Work instructions →
Copy the data starting at the line that contains "point-austrians-7 <box>115 352 136 372</box>" and continuing through the end, swapping "trend-lines" for "fit-lines" and keeping everything else the same.

::::::::::

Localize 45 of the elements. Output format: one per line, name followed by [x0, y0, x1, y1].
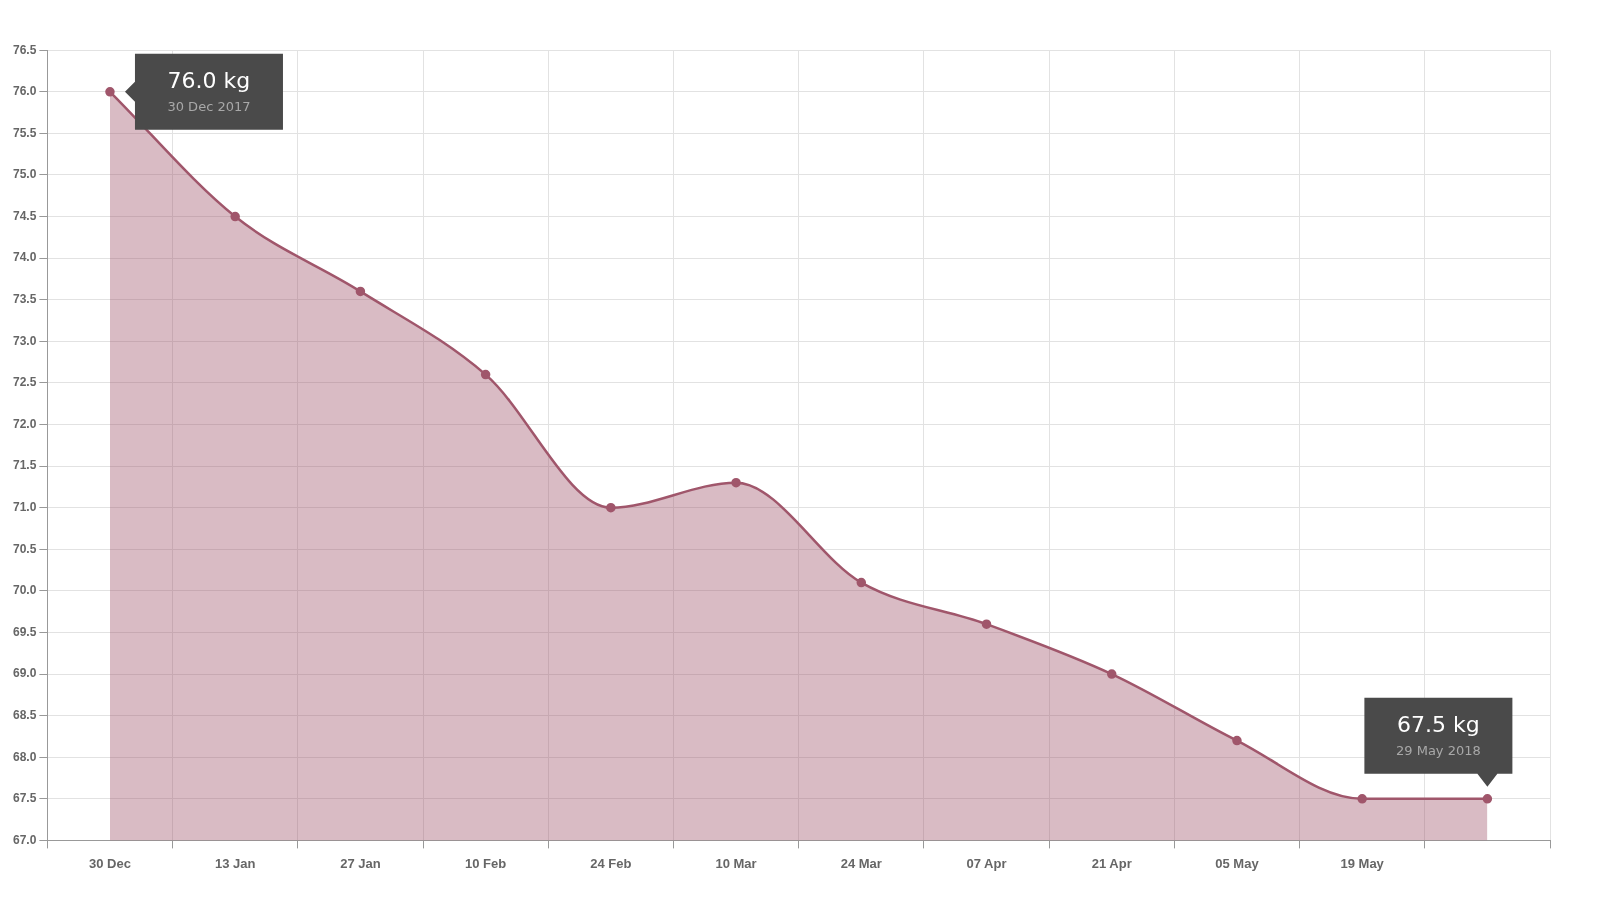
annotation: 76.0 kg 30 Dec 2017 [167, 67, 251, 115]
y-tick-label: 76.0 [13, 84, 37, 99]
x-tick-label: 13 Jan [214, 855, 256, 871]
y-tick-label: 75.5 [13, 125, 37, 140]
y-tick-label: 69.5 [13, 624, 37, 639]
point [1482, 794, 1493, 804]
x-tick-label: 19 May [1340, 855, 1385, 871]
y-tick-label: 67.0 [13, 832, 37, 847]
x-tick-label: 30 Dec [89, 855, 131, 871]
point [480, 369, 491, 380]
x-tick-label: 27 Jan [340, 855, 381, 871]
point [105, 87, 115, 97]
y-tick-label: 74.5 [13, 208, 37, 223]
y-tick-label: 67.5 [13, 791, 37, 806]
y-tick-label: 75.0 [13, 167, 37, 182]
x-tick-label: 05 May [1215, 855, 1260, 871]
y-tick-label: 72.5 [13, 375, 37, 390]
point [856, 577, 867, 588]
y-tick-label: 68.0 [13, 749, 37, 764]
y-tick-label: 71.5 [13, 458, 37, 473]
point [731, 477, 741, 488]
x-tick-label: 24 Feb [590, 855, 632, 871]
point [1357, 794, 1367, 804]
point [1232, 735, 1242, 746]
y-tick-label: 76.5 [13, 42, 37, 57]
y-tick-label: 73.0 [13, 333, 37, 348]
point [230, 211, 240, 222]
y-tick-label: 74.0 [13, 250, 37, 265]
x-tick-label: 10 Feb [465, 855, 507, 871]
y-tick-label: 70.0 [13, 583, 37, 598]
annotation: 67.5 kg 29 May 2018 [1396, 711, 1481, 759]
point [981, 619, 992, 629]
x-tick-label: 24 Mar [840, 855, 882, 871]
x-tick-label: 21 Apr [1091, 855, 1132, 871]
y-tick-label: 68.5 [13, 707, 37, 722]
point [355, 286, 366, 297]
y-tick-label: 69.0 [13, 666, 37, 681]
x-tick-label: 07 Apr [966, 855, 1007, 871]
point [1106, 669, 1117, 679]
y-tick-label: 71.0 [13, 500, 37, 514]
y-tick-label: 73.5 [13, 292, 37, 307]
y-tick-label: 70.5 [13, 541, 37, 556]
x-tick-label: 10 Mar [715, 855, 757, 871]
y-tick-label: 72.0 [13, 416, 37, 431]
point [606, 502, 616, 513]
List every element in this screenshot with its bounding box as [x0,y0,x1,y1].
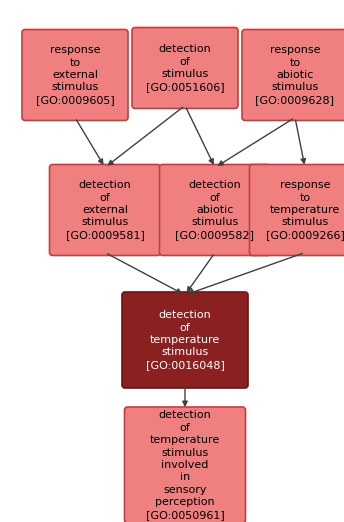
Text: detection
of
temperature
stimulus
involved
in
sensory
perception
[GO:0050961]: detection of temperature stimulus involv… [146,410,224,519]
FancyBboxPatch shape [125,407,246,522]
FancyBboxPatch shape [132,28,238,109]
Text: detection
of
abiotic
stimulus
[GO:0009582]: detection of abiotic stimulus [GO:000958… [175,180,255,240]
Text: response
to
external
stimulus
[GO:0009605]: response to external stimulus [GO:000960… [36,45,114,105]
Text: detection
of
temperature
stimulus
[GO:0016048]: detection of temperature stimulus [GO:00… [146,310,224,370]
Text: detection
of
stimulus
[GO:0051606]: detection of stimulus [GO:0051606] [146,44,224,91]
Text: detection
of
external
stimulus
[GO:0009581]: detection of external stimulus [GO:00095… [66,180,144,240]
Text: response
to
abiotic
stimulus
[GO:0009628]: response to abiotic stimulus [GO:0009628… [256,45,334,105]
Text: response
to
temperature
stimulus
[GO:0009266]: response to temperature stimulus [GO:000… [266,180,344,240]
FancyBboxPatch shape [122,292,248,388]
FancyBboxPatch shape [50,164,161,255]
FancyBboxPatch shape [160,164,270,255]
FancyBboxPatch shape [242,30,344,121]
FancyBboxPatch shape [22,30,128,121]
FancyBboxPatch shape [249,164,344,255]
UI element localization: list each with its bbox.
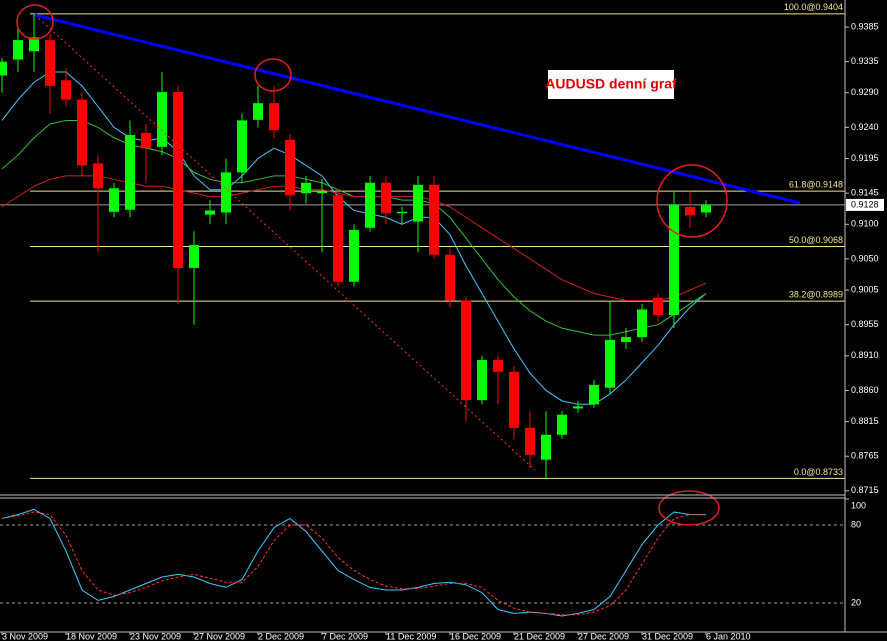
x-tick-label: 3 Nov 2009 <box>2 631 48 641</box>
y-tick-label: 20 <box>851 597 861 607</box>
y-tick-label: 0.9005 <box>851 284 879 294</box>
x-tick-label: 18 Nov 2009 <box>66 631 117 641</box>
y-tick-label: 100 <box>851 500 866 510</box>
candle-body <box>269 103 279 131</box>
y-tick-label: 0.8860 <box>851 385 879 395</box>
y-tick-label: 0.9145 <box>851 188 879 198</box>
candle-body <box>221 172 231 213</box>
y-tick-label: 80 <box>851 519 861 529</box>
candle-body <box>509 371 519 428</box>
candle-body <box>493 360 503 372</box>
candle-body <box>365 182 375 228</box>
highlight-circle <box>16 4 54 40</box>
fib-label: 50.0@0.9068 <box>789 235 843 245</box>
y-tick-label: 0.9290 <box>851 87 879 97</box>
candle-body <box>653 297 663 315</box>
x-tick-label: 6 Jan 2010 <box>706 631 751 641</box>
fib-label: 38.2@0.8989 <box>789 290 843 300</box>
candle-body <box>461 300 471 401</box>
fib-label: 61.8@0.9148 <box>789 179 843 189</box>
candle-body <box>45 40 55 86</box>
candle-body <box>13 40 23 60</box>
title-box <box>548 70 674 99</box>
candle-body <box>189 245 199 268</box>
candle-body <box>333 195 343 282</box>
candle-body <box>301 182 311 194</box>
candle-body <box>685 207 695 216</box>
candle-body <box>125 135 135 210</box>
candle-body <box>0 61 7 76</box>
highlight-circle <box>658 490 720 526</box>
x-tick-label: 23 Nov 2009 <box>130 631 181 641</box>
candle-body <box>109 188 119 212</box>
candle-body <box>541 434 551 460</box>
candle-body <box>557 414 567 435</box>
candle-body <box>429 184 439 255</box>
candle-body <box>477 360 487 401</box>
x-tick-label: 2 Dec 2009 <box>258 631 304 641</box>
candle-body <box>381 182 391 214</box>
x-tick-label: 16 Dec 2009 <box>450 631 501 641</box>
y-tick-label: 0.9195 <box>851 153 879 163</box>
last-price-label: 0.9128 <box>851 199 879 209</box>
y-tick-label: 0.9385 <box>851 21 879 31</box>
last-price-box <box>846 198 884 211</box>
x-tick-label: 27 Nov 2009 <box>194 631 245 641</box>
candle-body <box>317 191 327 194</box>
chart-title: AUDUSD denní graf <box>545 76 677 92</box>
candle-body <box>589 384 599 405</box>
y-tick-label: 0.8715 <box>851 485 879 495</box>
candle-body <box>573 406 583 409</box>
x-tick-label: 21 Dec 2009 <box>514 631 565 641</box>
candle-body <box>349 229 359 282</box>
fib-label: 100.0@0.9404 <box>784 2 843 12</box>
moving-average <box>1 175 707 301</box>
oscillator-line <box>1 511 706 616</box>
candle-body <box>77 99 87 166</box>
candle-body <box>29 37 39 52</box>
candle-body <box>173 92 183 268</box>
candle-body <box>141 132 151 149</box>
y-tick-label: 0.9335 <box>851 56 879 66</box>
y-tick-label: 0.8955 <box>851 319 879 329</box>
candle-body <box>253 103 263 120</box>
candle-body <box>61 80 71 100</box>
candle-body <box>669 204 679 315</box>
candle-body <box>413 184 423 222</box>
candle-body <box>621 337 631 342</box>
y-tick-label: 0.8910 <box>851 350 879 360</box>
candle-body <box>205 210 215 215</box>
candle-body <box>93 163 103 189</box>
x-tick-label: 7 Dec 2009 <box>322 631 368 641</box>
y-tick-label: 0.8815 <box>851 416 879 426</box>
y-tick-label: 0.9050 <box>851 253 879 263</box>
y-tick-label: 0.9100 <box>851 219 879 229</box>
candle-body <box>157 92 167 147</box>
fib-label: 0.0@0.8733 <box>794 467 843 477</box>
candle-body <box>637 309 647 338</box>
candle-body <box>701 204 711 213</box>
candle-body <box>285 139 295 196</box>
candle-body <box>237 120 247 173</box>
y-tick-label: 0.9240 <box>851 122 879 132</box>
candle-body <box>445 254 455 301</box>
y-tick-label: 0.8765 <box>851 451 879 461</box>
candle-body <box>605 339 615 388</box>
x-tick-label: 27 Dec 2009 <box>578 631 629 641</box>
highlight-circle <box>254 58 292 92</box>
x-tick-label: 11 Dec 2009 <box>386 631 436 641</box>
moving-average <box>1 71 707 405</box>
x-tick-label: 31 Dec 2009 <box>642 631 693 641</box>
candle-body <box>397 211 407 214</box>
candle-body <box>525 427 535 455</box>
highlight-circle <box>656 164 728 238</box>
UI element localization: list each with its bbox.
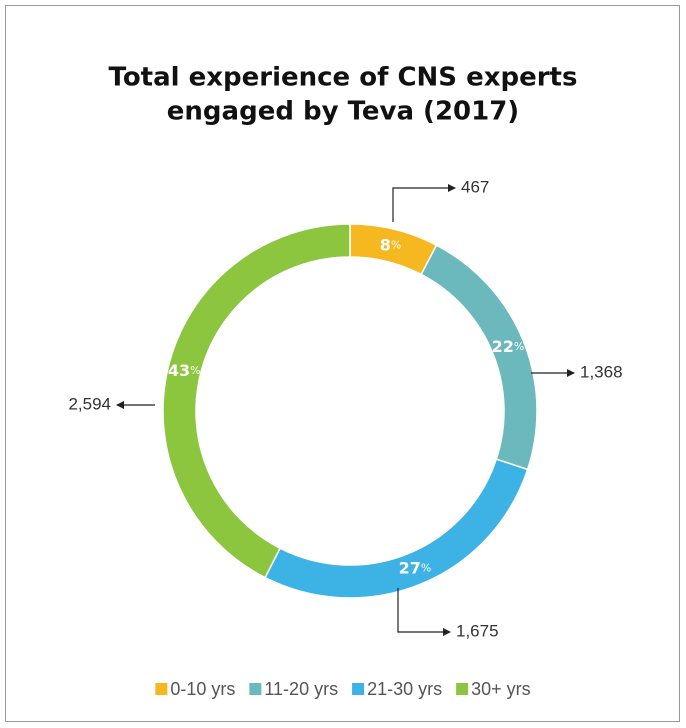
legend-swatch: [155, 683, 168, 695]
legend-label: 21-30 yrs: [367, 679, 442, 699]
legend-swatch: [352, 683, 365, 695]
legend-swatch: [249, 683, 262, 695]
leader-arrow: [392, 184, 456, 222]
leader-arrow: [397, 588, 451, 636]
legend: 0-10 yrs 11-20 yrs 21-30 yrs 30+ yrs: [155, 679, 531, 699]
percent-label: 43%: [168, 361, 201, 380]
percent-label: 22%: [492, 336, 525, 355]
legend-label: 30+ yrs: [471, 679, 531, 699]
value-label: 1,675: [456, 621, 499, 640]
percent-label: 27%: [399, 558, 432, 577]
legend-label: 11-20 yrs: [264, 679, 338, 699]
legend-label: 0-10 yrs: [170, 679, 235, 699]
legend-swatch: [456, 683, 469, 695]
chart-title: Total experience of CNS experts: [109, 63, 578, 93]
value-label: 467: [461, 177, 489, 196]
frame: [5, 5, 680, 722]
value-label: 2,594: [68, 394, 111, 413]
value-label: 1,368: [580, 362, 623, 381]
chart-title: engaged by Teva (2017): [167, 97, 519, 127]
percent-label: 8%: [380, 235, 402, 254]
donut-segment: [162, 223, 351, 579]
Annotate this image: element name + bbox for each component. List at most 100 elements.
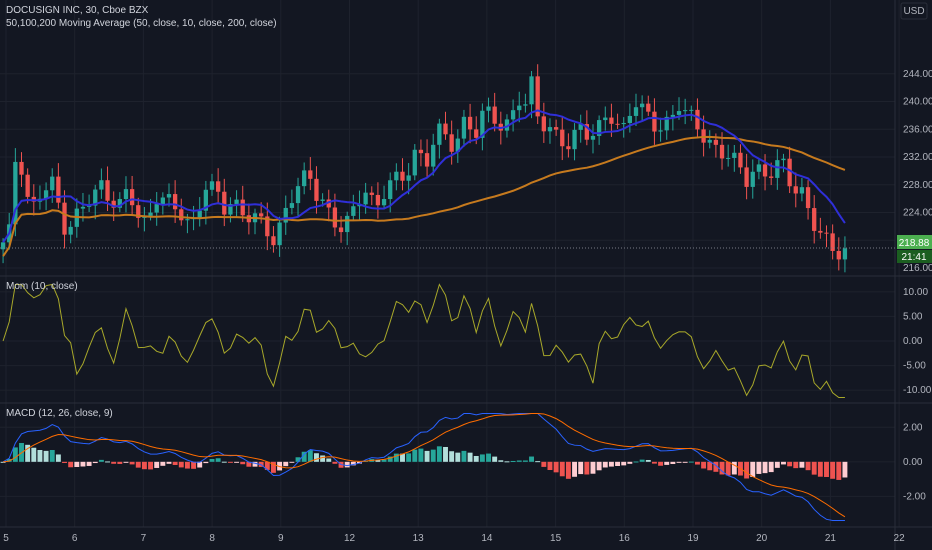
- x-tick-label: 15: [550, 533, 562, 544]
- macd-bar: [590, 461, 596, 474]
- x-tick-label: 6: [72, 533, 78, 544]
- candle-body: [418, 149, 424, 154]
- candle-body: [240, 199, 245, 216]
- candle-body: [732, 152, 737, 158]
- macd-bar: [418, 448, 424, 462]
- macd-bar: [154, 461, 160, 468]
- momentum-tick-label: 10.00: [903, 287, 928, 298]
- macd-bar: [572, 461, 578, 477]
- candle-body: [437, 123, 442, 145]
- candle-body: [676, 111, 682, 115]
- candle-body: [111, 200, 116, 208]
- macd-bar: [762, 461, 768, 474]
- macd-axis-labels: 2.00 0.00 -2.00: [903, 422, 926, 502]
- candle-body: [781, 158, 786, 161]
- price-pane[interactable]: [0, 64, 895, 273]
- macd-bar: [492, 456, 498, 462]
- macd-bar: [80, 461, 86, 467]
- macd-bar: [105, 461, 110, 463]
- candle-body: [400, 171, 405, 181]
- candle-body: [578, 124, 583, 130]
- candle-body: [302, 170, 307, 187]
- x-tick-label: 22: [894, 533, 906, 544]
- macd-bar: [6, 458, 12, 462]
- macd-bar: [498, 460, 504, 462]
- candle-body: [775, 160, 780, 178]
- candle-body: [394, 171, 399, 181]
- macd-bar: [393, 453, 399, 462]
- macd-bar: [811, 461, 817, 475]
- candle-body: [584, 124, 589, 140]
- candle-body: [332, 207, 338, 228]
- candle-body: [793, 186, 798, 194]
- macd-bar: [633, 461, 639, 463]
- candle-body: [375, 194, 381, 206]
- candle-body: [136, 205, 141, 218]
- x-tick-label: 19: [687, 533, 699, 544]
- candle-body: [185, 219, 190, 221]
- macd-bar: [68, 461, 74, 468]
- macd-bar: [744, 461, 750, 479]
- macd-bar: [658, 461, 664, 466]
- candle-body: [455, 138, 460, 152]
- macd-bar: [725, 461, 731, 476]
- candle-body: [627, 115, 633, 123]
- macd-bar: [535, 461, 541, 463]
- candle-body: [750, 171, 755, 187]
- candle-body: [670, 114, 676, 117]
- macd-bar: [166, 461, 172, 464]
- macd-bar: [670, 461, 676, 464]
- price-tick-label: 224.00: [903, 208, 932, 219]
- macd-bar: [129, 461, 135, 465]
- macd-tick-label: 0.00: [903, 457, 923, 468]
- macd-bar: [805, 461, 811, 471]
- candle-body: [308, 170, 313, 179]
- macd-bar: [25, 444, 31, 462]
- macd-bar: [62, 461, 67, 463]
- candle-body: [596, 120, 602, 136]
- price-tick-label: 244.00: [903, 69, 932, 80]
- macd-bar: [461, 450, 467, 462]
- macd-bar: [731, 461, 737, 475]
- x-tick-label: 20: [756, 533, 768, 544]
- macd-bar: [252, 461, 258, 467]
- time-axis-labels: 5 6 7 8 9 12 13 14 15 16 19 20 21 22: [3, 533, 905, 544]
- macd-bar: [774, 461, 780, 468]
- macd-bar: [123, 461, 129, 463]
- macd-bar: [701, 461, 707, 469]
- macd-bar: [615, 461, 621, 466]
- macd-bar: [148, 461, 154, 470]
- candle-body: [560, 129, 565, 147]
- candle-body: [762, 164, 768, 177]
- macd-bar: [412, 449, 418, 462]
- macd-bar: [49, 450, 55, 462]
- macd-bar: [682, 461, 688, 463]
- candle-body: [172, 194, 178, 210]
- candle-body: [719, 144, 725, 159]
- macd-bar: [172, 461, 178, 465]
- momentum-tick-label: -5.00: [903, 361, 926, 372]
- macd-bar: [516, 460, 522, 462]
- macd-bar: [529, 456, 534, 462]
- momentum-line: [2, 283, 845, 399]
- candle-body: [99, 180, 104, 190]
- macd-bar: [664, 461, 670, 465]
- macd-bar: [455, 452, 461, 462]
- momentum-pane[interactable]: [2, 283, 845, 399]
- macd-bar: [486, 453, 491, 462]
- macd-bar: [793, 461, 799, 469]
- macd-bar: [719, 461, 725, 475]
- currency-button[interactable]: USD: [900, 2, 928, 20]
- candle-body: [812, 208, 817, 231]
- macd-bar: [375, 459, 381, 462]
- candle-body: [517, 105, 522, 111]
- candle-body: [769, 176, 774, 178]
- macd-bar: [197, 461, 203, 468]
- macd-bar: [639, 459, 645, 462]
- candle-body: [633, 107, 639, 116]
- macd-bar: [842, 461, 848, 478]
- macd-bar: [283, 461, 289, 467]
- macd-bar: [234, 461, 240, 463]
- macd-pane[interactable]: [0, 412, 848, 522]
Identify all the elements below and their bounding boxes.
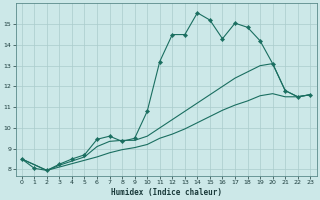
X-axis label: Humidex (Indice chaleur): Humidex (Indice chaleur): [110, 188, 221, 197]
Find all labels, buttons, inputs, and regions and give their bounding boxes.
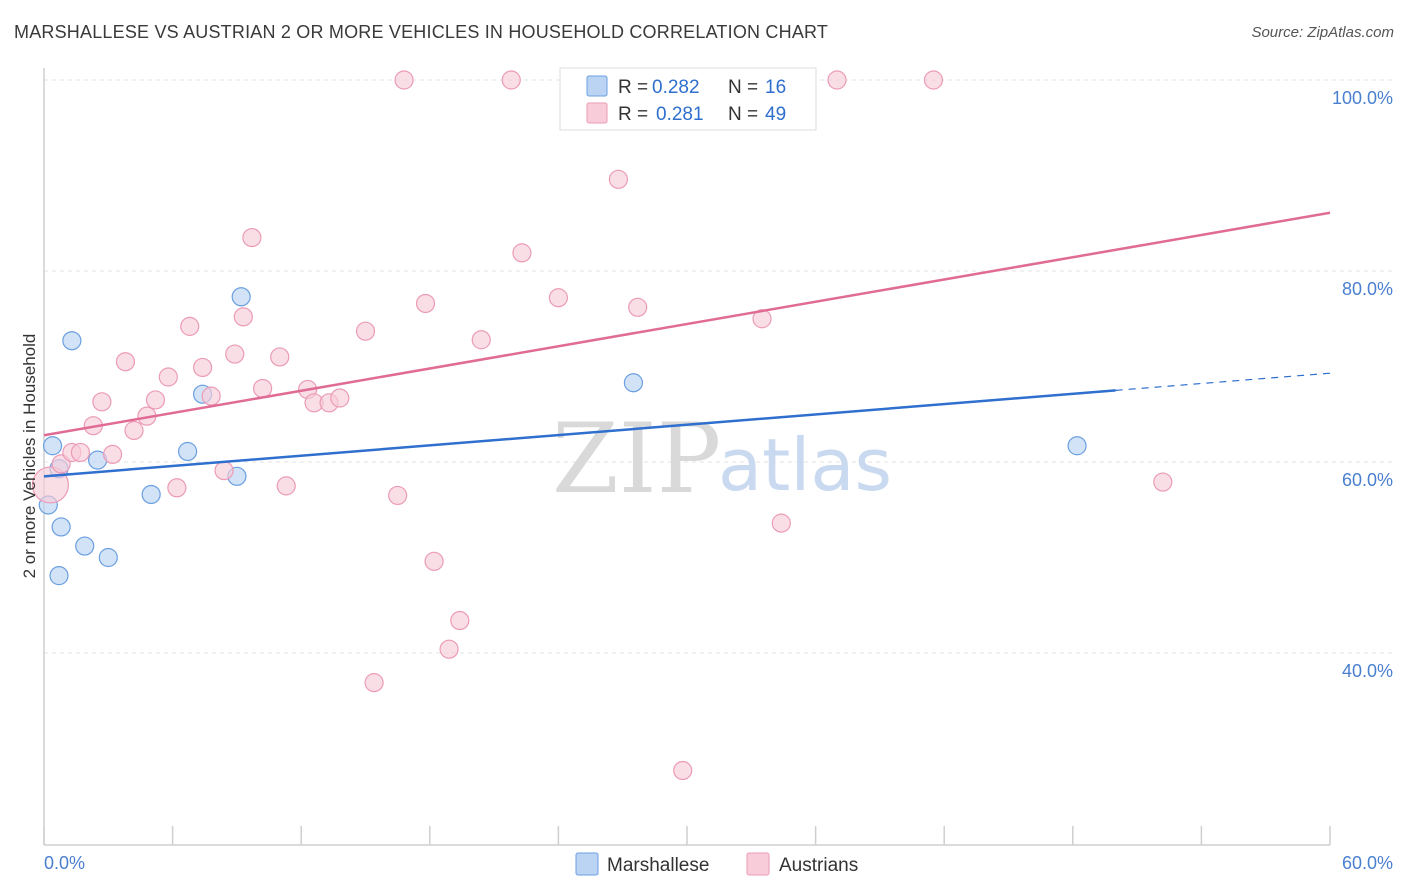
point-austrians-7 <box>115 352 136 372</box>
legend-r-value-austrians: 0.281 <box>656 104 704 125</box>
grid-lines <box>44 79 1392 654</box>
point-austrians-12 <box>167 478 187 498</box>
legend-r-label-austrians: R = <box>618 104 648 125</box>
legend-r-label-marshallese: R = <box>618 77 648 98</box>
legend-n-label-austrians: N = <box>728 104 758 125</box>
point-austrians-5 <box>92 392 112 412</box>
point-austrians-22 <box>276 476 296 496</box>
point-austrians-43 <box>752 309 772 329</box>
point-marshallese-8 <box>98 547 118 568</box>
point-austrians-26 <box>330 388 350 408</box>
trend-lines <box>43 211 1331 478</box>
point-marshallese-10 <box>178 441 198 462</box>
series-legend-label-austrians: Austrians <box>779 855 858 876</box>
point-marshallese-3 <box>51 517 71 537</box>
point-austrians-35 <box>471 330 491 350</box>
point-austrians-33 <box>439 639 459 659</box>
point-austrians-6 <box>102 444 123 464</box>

::::::::::

Task response →
point-austrians-7 <box>115 352 136 372</box>
legend-r-value-austrians: 0.281 <box>656 104 704 125</box>
grid-lines <box>44 79 1392 654</box>
point-austrians-12 <box>167 478 187 498</box>
legend-r-label-austrians: R = <box>618 104 648 125</box>
legend-r-label-marshallese: R = <box>618 77 648 98</box>
legend-n-label-austrians: N = <box>728 104 758 125</box>
point-austrians-5 <box>92 392 112 412</box>
point-austrians-22 <box>276 476 296 496</box>
point-austrians-43 <box>752 309 772 329</box>
point-marshallese-8 <box>98 547 118 568</box>
point-austrians-26 <box>330 388 350 408</box>
fit-lines <box>43 211 1331 478</box>
point-marshallese-10 <box>178 441 198 462</box>
series-legend-label-austrians: Austrians <box>779 855 858 876</box>
point-marshallese-3 <box>51 517 71 537</box>
point-austrians-35 <box>471 330 491 350</box>
point-austrians-33 <box>439 639 459 659</box>
point-austrians-6 <box>102 444 123 464</box>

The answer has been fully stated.